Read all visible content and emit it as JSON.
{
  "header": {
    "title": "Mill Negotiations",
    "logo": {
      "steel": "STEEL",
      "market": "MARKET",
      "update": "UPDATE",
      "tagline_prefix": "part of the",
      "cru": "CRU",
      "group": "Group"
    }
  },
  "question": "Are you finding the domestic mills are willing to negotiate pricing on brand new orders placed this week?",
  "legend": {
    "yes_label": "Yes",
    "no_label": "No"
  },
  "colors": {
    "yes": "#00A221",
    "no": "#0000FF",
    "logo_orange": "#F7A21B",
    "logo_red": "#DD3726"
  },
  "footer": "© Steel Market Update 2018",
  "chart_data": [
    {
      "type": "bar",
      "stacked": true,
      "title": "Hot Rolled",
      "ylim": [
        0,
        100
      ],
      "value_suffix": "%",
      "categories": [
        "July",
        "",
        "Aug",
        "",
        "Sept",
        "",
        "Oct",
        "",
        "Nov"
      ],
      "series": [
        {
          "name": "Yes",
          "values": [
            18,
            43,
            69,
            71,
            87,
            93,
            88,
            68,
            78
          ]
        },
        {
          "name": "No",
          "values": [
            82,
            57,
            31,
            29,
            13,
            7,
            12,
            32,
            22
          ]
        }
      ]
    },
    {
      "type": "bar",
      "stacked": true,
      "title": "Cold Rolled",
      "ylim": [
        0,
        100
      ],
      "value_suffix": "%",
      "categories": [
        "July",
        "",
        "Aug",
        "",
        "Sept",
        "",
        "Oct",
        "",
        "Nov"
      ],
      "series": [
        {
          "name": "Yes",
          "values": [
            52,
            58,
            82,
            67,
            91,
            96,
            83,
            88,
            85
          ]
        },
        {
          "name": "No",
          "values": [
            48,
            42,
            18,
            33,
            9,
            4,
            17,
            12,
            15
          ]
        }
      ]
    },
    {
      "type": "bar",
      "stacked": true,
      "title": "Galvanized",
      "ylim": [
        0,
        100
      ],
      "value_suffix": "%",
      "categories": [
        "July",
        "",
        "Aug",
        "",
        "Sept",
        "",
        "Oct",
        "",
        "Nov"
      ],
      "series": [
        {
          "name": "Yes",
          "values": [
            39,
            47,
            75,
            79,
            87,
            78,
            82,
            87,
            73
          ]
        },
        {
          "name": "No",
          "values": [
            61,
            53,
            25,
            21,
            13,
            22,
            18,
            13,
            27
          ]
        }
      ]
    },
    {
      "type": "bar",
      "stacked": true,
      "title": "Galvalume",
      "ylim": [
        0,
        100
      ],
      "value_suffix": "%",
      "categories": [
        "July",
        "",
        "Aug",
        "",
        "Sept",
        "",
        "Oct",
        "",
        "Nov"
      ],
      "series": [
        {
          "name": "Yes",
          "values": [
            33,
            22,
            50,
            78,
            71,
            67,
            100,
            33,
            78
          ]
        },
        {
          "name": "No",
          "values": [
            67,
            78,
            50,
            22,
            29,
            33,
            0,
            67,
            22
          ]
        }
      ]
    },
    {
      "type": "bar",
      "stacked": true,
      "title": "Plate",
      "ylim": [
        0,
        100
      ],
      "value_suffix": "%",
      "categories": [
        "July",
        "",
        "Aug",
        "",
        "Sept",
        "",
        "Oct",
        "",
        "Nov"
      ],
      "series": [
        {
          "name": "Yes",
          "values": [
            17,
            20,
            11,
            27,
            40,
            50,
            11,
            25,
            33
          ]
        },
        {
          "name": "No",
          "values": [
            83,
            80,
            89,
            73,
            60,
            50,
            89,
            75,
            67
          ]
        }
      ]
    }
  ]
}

* **STATED PROBLEM**
Quote all the records. Keep every word exact.

* **CORRECT ANSWER**
Read all visible content and emit it as JSON.
{
  "header": {
    "title": "Mill Negotiations",
    "logo": {
      "steel": "STEEL",
      "market": "MARKET",
      "update": "UPDATE",
      "tagline_prefix": "part of the",
      "cru": "CRU",
      "group": "Group"
    }
  },
  "question": "Are you finding the domestic mills are willing to negotiate pricing on brand new orders placed this week?",
  "legend": {
    "yes_label": "Yes",
    "no_label": "No"
  },
  "colors": {
    "yes": "#00A221",
    "no": "#0000FF",
    "logo_orange": "#F7A21B",
    "logo_red": "#DD3726"
  },
  "footer": "© Steel Market Update 2018",
  "chart_data": [
    {
      "type": "bar",
      "stacked": true,
      "title": "Hot Rolled",
      "ylim": [
        0,
        100
      ],
      "value_suffix": "%",
      "categories": [
        "July",
        "",
        "Aug",
        "",
        "Sept",
        "",
        "Oct",
        "",
        "Nov"
      ],
      "series": [
        {
          "name": "Yes",
          "values": [
            18,
            43,
            69,
            71,
            87,
            93,
            88,
            68,
            78
          ]
        },
        {
          "name": "No",
          "values": [
            82,
            57,
            31,
            29,
            13,
            7,
            12,
            32,
            22
          ]
        }
      ]
    },
    {
      "type": "bar",
      "stacked": true,
      "title": "Cold Rolled",
      "ylim": [
        0,
        100
      ],
      "value_suffix": "%",
      "categories": [
        "July",
        "",
        "Aug",
        "",
        "Sept",
        "",
        "Oct",
        "",
        "Nov"
      ],
      "series": [
        {
          "name": "Yes",
          "values": [
            52,
            58,
            82,
            67,
            91,
            96,
            83,
            88,
            85
          ]
        },
        {
          "name": "No",
          "values": [
            48,
            42,
            18,
            33,
            9,
            4,
            17,
            12,
            15
          ]
        }
      ]
    },
    {
      "type": "bar",
      "stacked": true,
      "title": "Galvanized",
      "ylim": [
        0,
        100
      ],
      "value_suffix": "%",
      "categories": [
        "July",
        "",
        "Aug",
        "",
        "Sept",
        "",
        "Oct",
        "",
        "Nov"
      ],
      "series": [
        {
          "name": "Yes",
          "values": [
            39,
            47,
            75,
            79,
            87,
            78,
            82,
            87,
            73
          ]
        },
        {
          "name": "No",
          "values": [
            61,
            53,
            25,
            21,
            13,
            22,
            18,
            13,
            27
          ]
        }
      ]
    },
    {
      "type": "bar",
      "stacked": true,
      "title": "Galvalume",
      "ylim": [
        0,
        100
      ],
      "value_suffix": "%",
      "categories": [
        "July",
        "",
        "Aug",
        "",
        "Sept",
        "",
        "Oct",
        "",
        "Nov"
      ],
      "series": [
        {
          "name": "Yes",
          "values": [
            33,
            22,
            50,
            78,
            71,
            67,
            100,
            33,
            78
          ]
        },
        {
          "name": "No",
          "values": [
            67,
            78,
            50,
            22,
            29,
            33,
            0,
            67,
            22
          ]
        }
      ]
    },
    {
      "type": "bar",
      "stacked": true,
      "title": "Plate",
      "ylim": [
        0,
        100
      ],
      "value_suffix": "%",
      "categories": [
        "July",
        "",
        "Aug",
        "",
        "Sept",
        "",
        "Oct",
        "",
        "Nov"
      ],
      "series": [
        {
          "name": "Yes",
          "values": [
            17,
            20,
            11,
            27,
            40,
            50,
            11,
            25,
            33
          ]
        },
        {
          "name": "No",
          "values": [
            83,
            80,
            89,
            73,
            60,
            50,
            89,
            75,
            67
          ]
        }
      ]
    }
  ]
}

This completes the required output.